> _INSTRUCTIONS TO FOLLOW_: Find the line containing "Serialize everything readable", then print it and each following line through the end of the records, exactly and with nothing added; leave out any pictures.
# start of LISTED RECORDS
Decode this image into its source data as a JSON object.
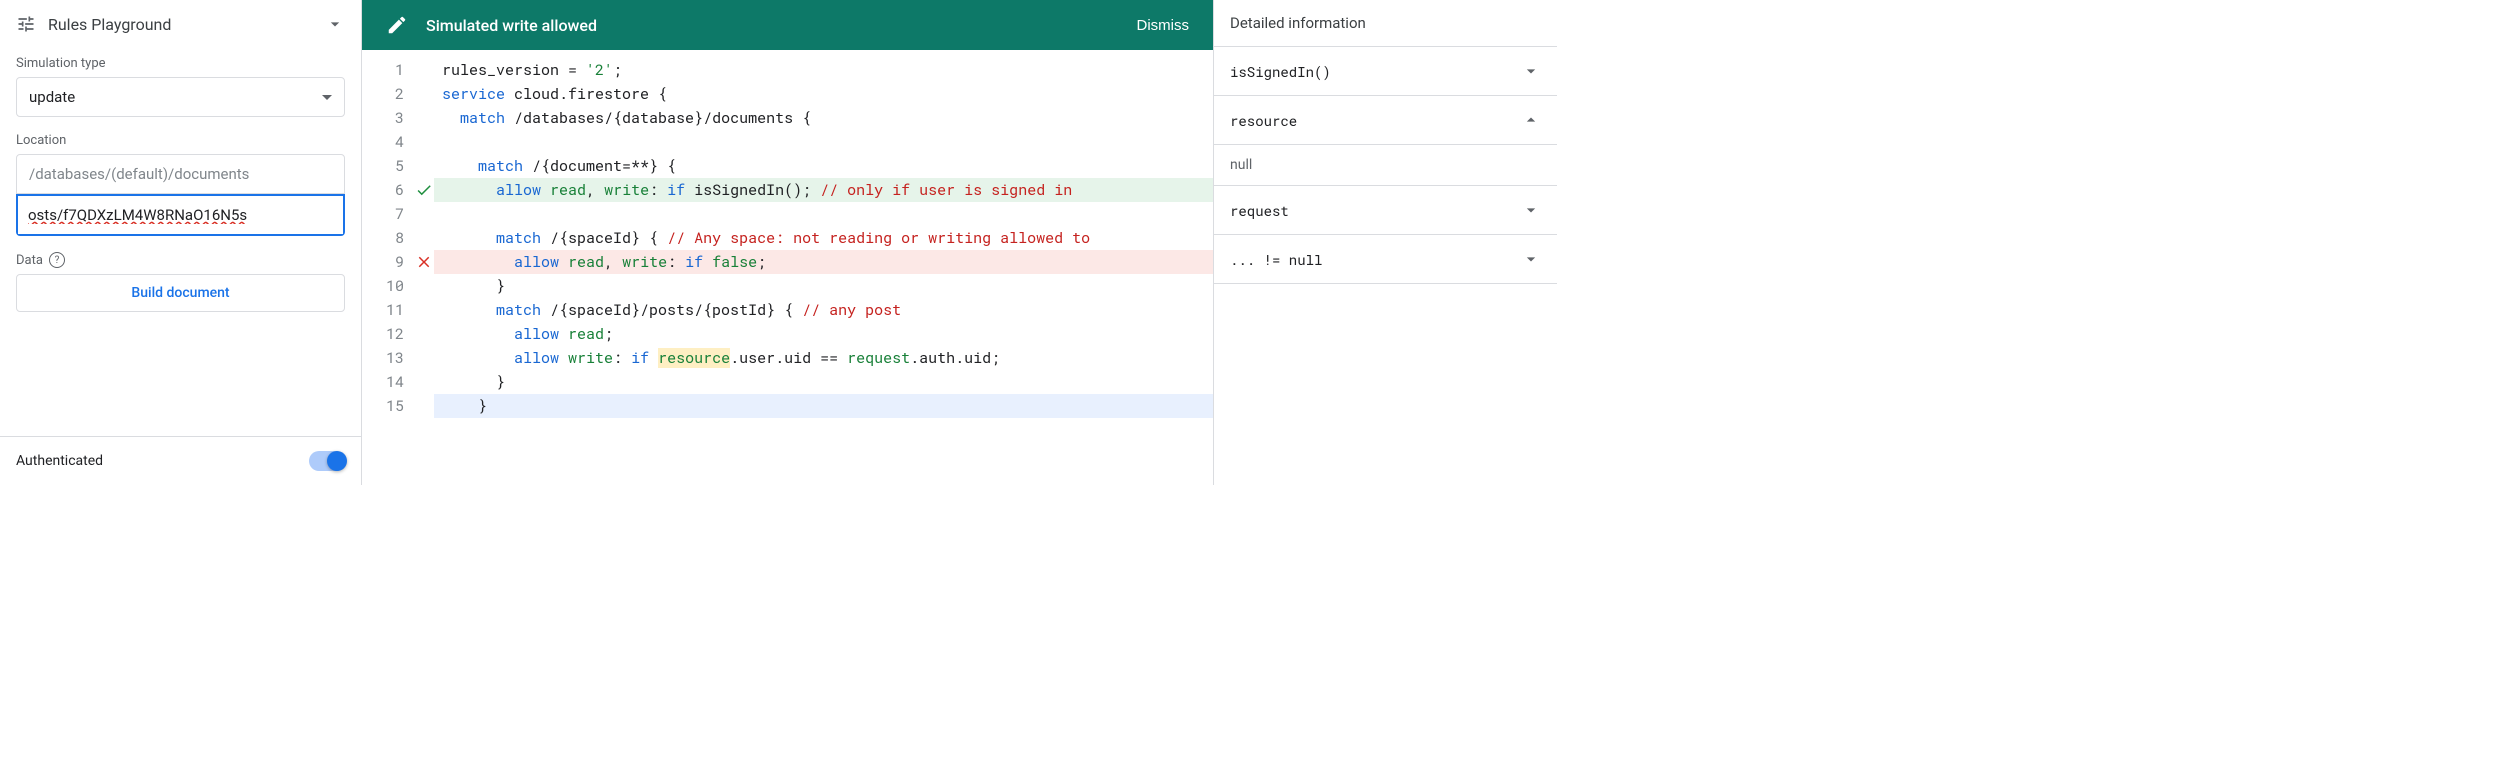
{
  "sidebar": {
    "title": "Rules Playground",
    "simulation_type_label": "Simulation type",
    "simulation_type_value": "update",
    "location_label": "Location",
    "location_placeholder": "/databases/(default)/documents",
    "location_value": "osts/f7QDXzLM4W8RNaO16N5s",
    "data_label": "Data",
    "build_document_label": "Build document",
    "authenticated_label": "Authenticated"
  },
  "banner": {
    "message": "Simulated write allowed",
    "dismiss_label": "Dismiss"
  },
  "editor": {
    "lines": [
      {
        "n": 1,
        "status": "",
        "hl": "",
        "tokens": [
          [
            "",
            "rules_version = "
          ],
          [
            "str",
            "'2'"
          ],
          [
            "",
            ";"
          ]
        ]
      },
      {
        "n": 2,
        "status": "",
        "hl": "",
        "tokens": [
          [
            "kw",
            "service"
          ],
          [
            "",
            " cloud.firestore {"
          ]
        ]
      },
      {
        "n": 3,
        "status": "",
        "hl": "",
        "tokens": [
          [
            "",
            "  "
          ],
          [
            "kw",
            "match"
          ],
          [
            "",
            " /databases/{database}/documents {"
          ]
        ]
      },
      {
        "n": 4,
        "status": "",
        "hl": "",
        "tokens": [
          [
            "",
            ""
          ]
        ]
      },
      {
        "n": 5,
        "status": "",
        "hl": "",
        "tokens": [
          [
            "",
            "    "
          ],
          [
            "kw",
            "match"
          ],
          [
            "",
            " /{document=**} {"
          ]
        ]
      },
      {
        "n": 6,
        "status": "pass",
        "hl": "pass",
        "tokens": [
          [
            "",
            "      "
          ],
          [
            "kw",
            "allow"
          ],
          [
            "",
            " "
          ],
          [
            "str",
            "read"
          ],
          [
            "",
            ", "
          ],
          [
            "str",
            "write"
          ],
          [
            "",
            ": "
          ],
          [
            "kw",
            "if"
          ],
          [
            "",
            " isSignedIn(); "
          ],
          [
            "cmt",
            "// only if user is signed in"
          ]
        ]
      },
      {
        "n": 7,
        "status": "",
        "hl": "",
        "tokens": [
          [
            "",
            ""
          ]
        ]
      },
      {
        "n": 8,
        "status": "",
        "hl": "",
        "tokens": [
          [
            "",
            "      "
          ],
          [
            "kw",
            "match"
          ],
          [
            "",
            " /{spaceId} { "
          ],
          [
            "cmt",
            "// Any space: not reading or writing allowed to"
          ]
        ]
      },
      {
        "n": 9,
        "status": "fail",
        "hl": "fail",
        "tokens": [
          [
            "",
            "        "
          ],
          [
            "kw",
            "allow"
          ],
          [
            "",
            " "
          ],
          [
            "str",
            "read"
          ],
          [
            "",
            ", "
          ],
          [
            "str",
            "write"
          ],
          [
            "",
            ": "
          ],
          [
            "kw",
            "if"
          ],
          [
            "",
            " "
          ],
          [
            "str",
            "false"
          ],
          [
            "",
            ";"
          ]
        ]
      },
      {
        "n": 10,
        "status": "",
        "hl": "",
        "tokens": [
          [
            "",
            "      }"
          ]
        ]
      },
      {
        "n": 11,
        "status": "",
        "hl": "",
        "tokens": [
          [
            "",
            "      "
          ],
          [
            "kw",
            "match"
          ],
          [
            "",
            " /{spaceId}/posts/{postId} { "
          ],
          [
            "cmt",
            "// any post"
          ]
        ]
      },
      {
        "n": 12,
        "status": "",
        "hl": "",
        "tokens": [
          [
            "",
            "        "
          ],
          [
            "kw",
            "allow"
          ],
          [
            "",
            " "
          ],
          [
            "str",
            "read"
          ],
          [
            "",
            ";"
          ]
        ]
      },
      {
        "n": 13,
        "status": "",
        "hl": "",
        "tokens": [
          [
            "",
            "        "
          ],
          [
            "kw",
            "allow"
          ],
          [
            "",
            " "
          ],
          [
            "str",
            "write"
          ],
          [
            "",
            ": "
          ],
          [
            "kw",
            "if"
          ],
          [
            "",
            " "
          ],
          [
            "hlw",
            "resource"
          ],
          [
            "",
            ".user.uid == "
          ],
          [
            "str",
            "request"
          ],
          [
            "",
            ".auth.uid;"
          ]
        ]
      },
      {
        "n": 14,
        "status": "",
        "hl": "",
        "tokens": [
          [
            "",
            "      }"
          ]
        ]
      },
      {
        "n": 15,
        "status": "",
        "hl": "cursor",
        "tokens": [
          [
            "",
            "    }"
          ]
        ]
      }
    ]
  },
  "details": {
    "header": "Detailed information",
    "items": [
      {
        "key": "isSignedIn()",
        "expanded": false
      },
      {
        "key": "resource",
        "expanded": true,
        "content": "null"
      },
      {
        "key": "request",
        "expanded": false
      },
      {
        "key": "... != null",
        "expanded": false
      }
    ]
  }
}
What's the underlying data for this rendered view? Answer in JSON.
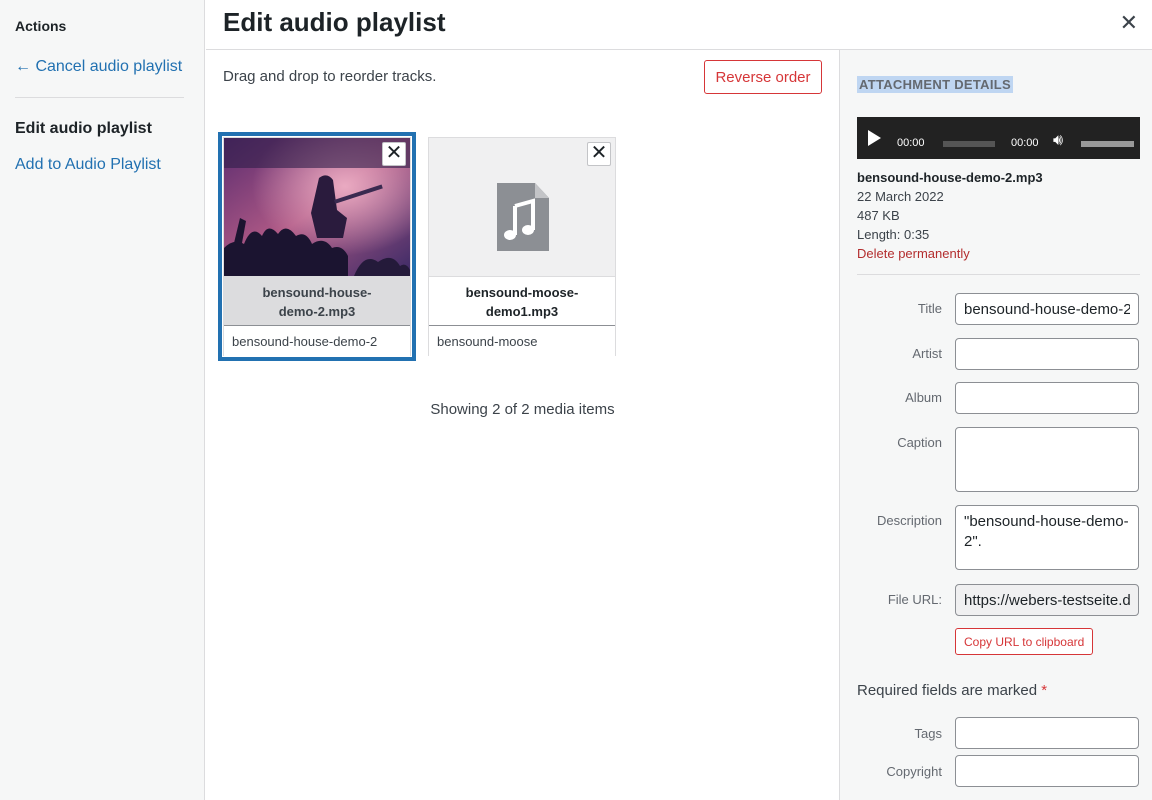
{
  "menu": {
    "actions_title": "Actions",
    "cancel_link": "← Cancel audio playlist",
    "active_item": "Edit audio playlist",
    "add_item": "Add to Audio Playlist"
  },
  "header": {
    "title": "Edit audio playlist",
    "close_icon": "close-icon"
  },
  "content": {
    "instructions": "Drag and drop to reorder tracks.",
    "reverse_button": "Reverse order",
    "attachments": [
      {
        "filename": "bensound-house-demo-2.mp3",
        "caption": "bensound-house-demo-2",
        "thumb": "concert-photo",
        "selected": true
      },
      {
        "filename": "bensound-moose-demo1.mp3",
        "caption": "bensound-moose",
        "thumb": "audio-file-icon",
        "selected": false
      }
    ],
    "remove_icon": "close-icon",
    "showing": "Showing 2 of 2 media items"
  },
  "sidebar": {
    "heading": "ATTACHMENT DETAILS",
    "player": {
      "current_time": "00:00",
      "duration": "00:00"
    },
    "file": {
      "name": "bensound-house-demo-2.mp3",
      "date": "22 March 2022",
      "size": "487 KB",
      "length": "Length: 0:35",
      "delete": "Delete permanently"
    },
    "fields": {
      "title_label": "Title",
      "title_value": "bensound-house-demo-2",
      "artist_label": "Artist",
      "artist_value": "",
      "album_label": "Album",
      "album_value": "",
      "caption_label": "Caption",
      "caption_value": "",
      "description_label": "Description",
      "description_value": "\"bensound-house-demo-2\".",
      "url_label": "File URL:",
      "url_value": "https://webers-testseite.de",
      "copy_button": "Copy URL to clipboard",
      "required_text": "Required fields are marked ",
      "required_star": "*",
      "tags_label": "Tags",
      "tags_value": "",
      "copyright_label": "Copyright",
      "copyright_value": ""
    }
  },
  "colors": {
    "accent": "#2271b1",
    "danger": "#d63638",
    "heading_highlight": "#bfd6f2"
  }
}
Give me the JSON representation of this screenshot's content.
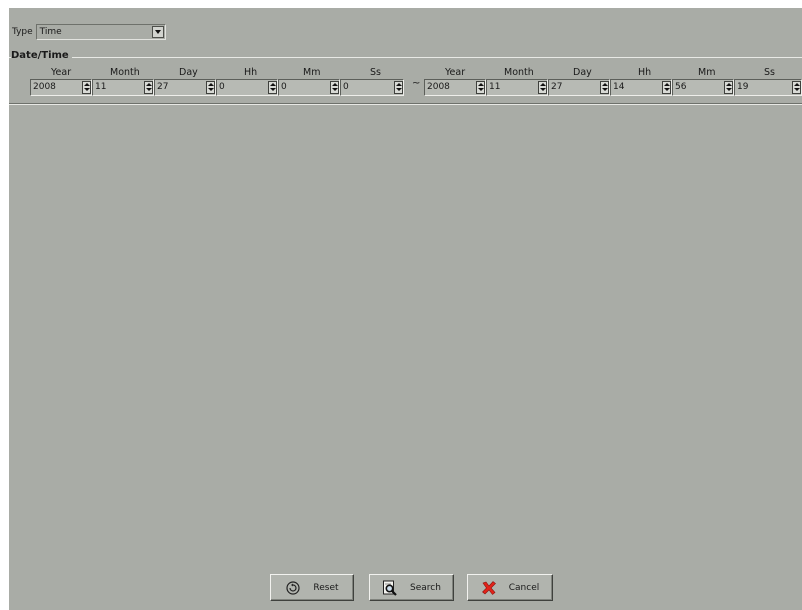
{
  "type_filter": {
    "label": "Type",
    "selected": "Time"
  },
  "datetime": {
    "title": "Date/Time",
    "range_separator": "~",
    "from": {
      "year_label": "Year",
      "year": "2008",
      "month_label": "Month",
      "month": "11",
      "day_label": "Day",
      "day": "27",
      "hour_label": "Hh",
      "hour": "0",
      "minute_label": "Mm",
      "minute": "0",
      "second_label": "Ss",
      "second": "0"
    },
    "to": {
      "year_label": "Year",
      "year": "2008",
      "month_label": "Month",
      "month": "11",
      "day_label": "Day",
      "day": "27",
      "hour_label": "Hh",
      "hour": "14",
      "minute_label": "Mm",
      "minute": "56",
      "second_label": "Ss",
      "second": "19"
    }
  },
  "buttons": {
    "reset": {
      "label": "Reset",
      "icon": "reset-icon"
    },
    "search": {
      "label": "Search",
      "icon": "search-document-icon"
    },
    "cancel": {
      "label": "Cancel",
      "icon": "cancel-x-icon"
    }
  },
  "colors": {
    "window_bg": "#a9aca6",
    "cancel_icon": "#e2231a"
  }
}
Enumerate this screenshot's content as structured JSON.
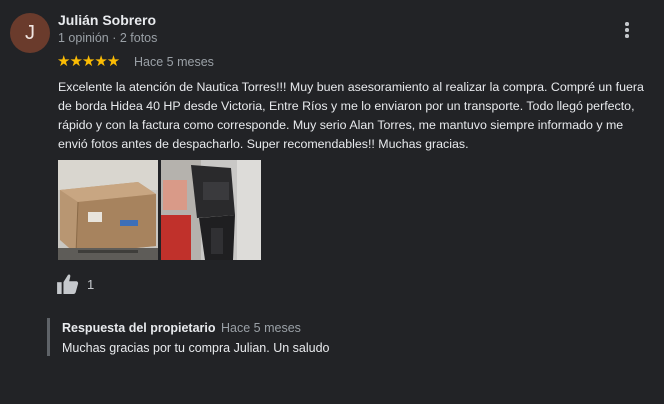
{
  "review": {
    "avatar_letter": "J",
    "avatar_color": "#6a3b2c",
    "author": "Julián Sobrero",
    "author_meta": "1 opinión · 2 fotos",
    "rating": 5,
    "stars": "★★★★★",
    "star_color": "#fbbc04",
    "time": "Hace 5 meses",
    "text": "Excelente la atención de Nautica Torres!!! Muy buen asesoramiento al realizar la compra. Compré un fuera de borda Hidea 40 HP desde Victoria, Entre Ríos y me lo enviaron por un transporte. Todo llegó perfecto, rápido y con la factura como corresponde. Muy serio Alan Torres, me mantuvo siempre informado y me envió fotos antes de despacharlo. Super recomendables!! Muchas gracias.",
    "photos": [
      {
        "icon": "photo-boxed-motor"
      },
      {
        "icon": "photo-outboard-motor"
      }
    ],
    "likes": "1",
    "menu_icon": "more-vert-icon"
  },
  "owner_response": {
    "title": "Respuesta del propietario",
    "time": "Hace 5 meses",
    "text": "Muchas gracias por tu compra Julian. Un saludo"
  }
}
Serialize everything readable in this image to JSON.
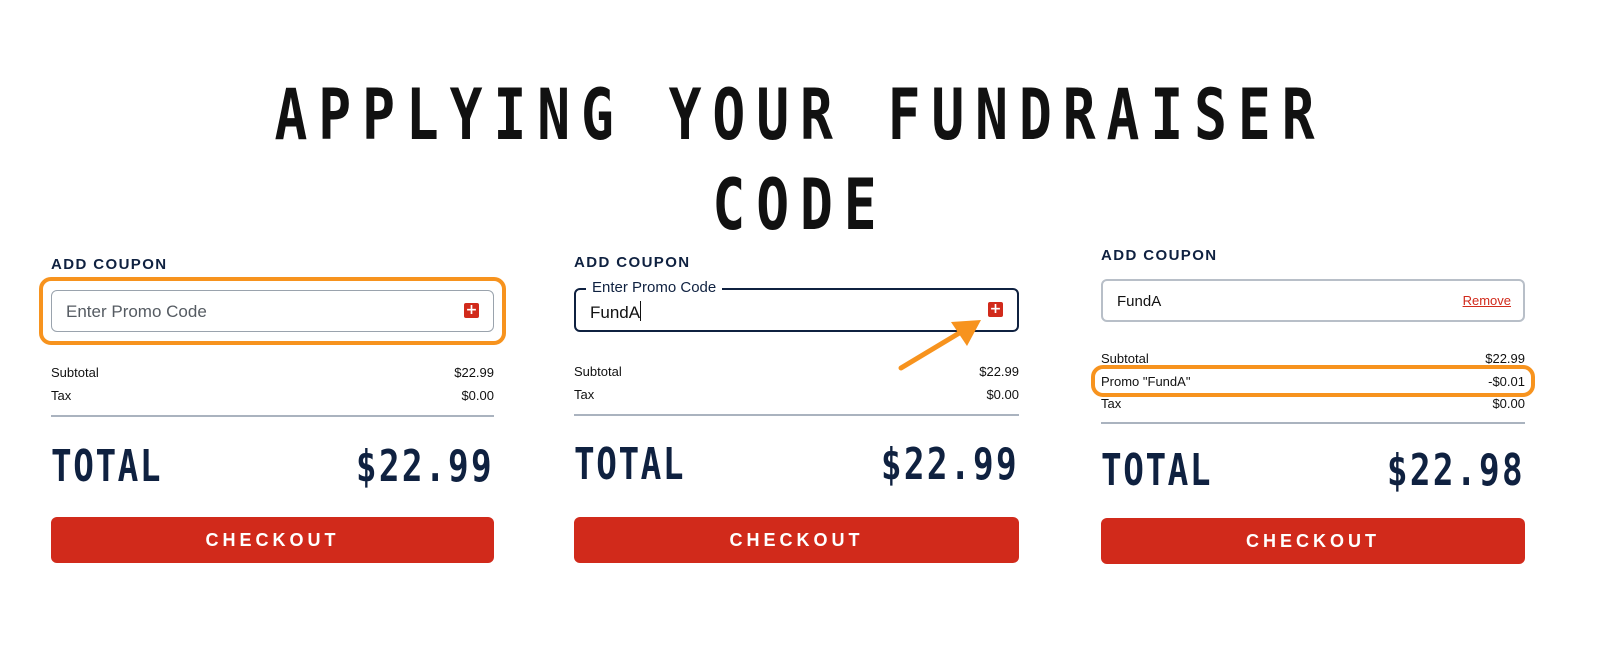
{
  "title": "APPLYING YOUR FUNDRAISER CODE",
  "accent_color": "#f7931e",
  "brand_red": "#d12a1b",
  "navy": "#0f2140",
  "steps": [
    {
      "heading": "ADD COUPON",
      "field_placeholder": "Enter Promo Code",
      "subtotal_label": "Subtotal",
      "subtotal_value": "$22.99",
      "tax_label": "Tax",
      "tax_value": "$0.00",
      "total_label": "TOTAL",
      "total_value": "$22.99",
      "checkout_label": "CHECKOUT"
    },
    {
      "heading": "ADD COUPON",
      "field_label": "Enter Promo Code",
      "field_value": "FundA",
      "subtotal_label": "Subtotal",
      "subtotal_value": "$22.99",
      "tax_label": "Tax",
      "tax_value": "$0.00",
      "total_label": "TOTAL",
      "total_value": "$22.99",
      "checkout_label": "CHECKOUT"
    },
    {
      "heading": "ADD COUPON",
      "field_value": "FundA",
      "remove_label": "Remove",
      "subtotal_label": "Subtotal",
      "subtotal_value": "$22.99",
      "promo_label": "Promo \"FundA\"",
      "promo_value": "-$0.01",
      "tax_label": "Tax",
      "tax_value": "$0.00",
      "total_label": "TOTAL",
      "total_value": "$22.98",
      "checkout_label": "CHECKOUT"
    }
  ]
}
# end of LISTED RECORDS
> _REPLY TO THE EXERCISE_:
Serialize everything readable in this image to JSON.
{
  "title": "APPLYING YOUR FUNDRAISER CODE",
  "accent_color": "#f7931e",
  "brand_red": "#d12a1b",
  "navy": "#0f2140",
  "steps": [
    {
      "heading": "ADD COUPON",
      "field_placeholder": "Enter Promo Code",
      "subtotal_label": "Subtotal",
      "subtotal_value": "$22.99",
      "tax_label": "Tax",
      "tax_value": "$0.00",
      "total_label": "TOTAL",
      "total_value": "$22.99",
      "checkout_label": "CHECKOUT"
    },
    {
      "heading": "ADD COUPON",
      "field_label": "Enter Promo Code",
      "field_value": "FundA",
      "subtotal_label": "Subtotal",
      "subtotal_value": "$22.99",
      "tax_label": "Tax",
      "tax_value": "$0.00",
      "total_label": "TOTAL",
      "total_value": "$22.99",
      "checkout_label": "CHECKOUT"
    },
    {
      "heading": "ADD COUPON",
      "field_value": "FundA",
      "remove_label": "Remove",
      "subtotal_label": "Subtotal",
      "subtotal_value": "$22.99",
      "promo_label": "Promo \"FundA\"",
      "promo_value": "-$0.01",
      "tax_label": "Tax",
      "tax_value": "$0.00",
      "total_label": "TOTAL",
      "total_value": "$22.98",
      "checkout_label": "CHECKOUT"
    }
  ]
}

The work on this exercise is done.